What you have to do => Find every line in the records below that holds the word "name", and copy it out.
-- Start Data shown --
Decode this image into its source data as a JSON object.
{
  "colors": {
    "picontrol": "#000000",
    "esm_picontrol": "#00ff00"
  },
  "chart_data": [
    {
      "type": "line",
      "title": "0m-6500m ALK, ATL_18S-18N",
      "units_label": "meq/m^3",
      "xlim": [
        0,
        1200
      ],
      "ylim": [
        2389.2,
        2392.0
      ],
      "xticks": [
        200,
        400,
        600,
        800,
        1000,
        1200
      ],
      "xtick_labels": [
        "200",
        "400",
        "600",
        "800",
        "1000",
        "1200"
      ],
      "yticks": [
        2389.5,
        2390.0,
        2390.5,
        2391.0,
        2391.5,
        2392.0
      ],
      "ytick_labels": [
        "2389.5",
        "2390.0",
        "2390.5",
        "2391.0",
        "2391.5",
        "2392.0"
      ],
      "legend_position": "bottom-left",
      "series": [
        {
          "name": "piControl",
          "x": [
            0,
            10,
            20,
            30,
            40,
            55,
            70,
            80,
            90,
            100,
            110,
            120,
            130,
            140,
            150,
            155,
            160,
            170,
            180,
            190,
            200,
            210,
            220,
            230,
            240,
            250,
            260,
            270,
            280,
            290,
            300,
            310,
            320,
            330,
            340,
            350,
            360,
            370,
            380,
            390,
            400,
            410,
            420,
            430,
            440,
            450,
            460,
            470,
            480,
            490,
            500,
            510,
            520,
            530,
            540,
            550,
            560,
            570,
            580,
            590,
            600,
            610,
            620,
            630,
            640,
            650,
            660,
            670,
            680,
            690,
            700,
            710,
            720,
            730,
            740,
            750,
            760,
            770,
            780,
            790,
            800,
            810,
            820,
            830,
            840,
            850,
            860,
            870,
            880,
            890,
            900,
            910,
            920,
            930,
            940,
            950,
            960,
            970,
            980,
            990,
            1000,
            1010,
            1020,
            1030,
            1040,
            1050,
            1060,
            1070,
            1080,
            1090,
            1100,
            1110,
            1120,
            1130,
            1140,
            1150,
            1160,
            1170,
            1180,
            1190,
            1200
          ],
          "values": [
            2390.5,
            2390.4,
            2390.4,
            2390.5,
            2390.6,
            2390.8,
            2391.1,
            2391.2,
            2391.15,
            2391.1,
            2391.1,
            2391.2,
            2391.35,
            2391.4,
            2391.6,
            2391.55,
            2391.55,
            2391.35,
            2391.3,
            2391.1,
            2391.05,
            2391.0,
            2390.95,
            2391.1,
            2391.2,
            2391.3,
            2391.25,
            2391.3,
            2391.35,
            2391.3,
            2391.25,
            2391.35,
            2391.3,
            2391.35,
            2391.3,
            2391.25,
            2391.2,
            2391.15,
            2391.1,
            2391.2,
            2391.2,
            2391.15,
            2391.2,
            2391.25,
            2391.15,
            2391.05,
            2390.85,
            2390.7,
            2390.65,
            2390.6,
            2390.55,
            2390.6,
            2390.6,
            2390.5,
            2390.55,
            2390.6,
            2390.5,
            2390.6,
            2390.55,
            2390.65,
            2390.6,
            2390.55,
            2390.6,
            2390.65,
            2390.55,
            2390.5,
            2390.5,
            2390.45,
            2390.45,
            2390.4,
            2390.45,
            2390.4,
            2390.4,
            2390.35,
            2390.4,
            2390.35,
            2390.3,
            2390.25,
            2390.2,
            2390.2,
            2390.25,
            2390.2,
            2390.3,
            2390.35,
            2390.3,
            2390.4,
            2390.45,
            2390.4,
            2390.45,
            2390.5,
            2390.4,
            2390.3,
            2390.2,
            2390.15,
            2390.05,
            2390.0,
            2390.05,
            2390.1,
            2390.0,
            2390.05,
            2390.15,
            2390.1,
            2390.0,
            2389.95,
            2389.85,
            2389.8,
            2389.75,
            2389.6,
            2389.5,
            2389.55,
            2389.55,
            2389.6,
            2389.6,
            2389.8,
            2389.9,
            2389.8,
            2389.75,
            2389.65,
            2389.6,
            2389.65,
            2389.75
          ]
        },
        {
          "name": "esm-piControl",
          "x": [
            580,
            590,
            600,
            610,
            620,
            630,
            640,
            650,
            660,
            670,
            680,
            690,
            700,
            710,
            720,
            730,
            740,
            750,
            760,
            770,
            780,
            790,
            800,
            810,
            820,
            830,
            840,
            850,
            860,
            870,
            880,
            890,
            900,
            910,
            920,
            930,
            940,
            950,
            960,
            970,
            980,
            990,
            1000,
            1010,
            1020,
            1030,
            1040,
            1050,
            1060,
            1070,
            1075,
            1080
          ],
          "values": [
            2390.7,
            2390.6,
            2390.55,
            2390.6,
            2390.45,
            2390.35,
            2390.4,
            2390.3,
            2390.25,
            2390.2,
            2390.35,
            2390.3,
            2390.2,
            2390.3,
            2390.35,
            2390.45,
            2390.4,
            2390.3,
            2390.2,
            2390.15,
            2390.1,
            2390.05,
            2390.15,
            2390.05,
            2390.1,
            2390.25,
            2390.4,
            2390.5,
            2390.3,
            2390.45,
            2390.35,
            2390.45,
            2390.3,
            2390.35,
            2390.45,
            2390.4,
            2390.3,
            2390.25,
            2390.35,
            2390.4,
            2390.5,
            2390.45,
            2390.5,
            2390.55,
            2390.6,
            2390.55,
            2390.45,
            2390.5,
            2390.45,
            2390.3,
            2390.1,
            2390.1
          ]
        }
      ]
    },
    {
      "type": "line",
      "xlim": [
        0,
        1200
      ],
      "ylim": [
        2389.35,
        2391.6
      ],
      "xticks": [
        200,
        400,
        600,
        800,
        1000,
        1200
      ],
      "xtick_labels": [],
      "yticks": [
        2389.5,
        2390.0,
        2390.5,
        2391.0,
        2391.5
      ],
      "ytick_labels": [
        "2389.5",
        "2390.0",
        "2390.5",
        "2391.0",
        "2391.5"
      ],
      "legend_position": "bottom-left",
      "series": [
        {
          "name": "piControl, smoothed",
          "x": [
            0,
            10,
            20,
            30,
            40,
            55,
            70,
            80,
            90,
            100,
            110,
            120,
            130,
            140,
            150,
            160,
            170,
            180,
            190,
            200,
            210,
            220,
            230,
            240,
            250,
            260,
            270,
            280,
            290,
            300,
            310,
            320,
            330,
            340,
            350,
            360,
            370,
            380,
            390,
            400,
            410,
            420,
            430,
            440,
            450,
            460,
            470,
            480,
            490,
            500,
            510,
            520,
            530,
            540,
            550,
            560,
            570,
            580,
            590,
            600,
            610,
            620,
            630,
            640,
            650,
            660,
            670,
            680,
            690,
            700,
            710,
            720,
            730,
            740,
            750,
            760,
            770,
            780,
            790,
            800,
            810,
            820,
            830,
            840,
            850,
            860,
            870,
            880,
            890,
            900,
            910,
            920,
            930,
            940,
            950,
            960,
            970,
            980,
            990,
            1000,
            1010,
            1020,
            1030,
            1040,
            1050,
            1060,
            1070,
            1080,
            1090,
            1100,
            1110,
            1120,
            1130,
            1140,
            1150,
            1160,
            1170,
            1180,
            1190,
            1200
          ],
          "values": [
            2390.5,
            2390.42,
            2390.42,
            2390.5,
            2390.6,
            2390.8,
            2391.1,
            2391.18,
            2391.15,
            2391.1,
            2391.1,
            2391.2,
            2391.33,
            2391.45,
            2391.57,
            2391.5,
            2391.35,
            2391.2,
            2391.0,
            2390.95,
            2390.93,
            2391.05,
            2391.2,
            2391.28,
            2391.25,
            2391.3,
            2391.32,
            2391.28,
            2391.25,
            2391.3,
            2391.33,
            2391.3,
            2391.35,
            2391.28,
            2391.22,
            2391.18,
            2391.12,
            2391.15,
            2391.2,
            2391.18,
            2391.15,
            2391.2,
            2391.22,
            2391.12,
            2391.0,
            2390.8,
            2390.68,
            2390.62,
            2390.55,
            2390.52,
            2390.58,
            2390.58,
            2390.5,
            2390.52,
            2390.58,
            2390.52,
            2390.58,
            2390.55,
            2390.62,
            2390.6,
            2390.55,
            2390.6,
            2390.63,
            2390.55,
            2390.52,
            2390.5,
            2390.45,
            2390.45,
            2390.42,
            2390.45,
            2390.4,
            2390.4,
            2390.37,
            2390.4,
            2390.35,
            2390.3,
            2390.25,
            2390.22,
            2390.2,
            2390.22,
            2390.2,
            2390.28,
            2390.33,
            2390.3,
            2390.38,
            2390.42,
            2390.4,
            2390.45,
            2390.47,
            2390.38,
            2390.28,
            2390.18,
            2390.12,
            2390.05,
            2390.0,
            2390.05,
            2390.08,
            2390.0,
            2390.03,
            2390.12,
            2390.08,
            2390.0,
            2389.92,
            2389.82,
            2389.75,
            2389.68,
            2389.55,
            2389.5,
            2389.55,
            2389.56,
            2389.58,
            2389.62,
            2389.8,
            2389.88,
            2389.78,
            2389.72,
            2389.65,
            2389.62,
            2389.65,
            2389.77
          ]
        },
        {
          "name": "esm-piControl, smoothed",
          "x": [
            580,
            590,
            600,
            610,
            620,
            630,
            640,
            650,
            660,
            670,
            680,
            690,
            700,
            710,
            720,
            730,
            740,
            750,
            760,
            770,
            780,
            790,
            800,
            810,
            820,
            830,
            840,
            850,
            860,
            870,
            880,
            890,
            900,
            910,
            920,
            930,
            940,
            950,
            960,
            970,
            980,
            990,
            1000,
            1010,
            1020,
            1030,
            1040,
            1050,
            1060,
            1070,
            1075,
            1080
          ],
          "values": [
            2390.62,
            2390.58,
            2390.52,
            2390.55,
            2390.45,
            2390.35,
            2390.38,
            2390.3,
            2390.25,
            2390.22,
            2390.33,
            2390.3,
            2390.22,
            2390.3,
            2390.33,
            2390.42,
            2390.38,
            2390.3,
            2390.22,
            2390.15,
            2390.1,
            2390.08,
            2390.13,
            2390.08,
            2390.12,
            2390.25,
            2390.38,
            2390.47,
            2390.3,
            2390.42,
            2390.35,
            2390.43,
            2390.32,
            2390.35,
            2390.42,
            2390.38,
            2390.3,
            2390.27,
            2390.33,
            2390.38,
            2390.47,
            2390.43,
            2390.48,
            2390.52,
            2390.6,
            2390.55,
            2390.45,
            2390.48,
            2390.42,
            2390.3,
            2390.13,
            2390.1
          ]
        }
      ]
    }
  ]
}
-- End Data shown --
Solution to this problem =>
          "name": "piControl",
          "name": "esm-piControl",
          "name": "piControl, smoothed",
          "name": "esm-piControl, smoothed",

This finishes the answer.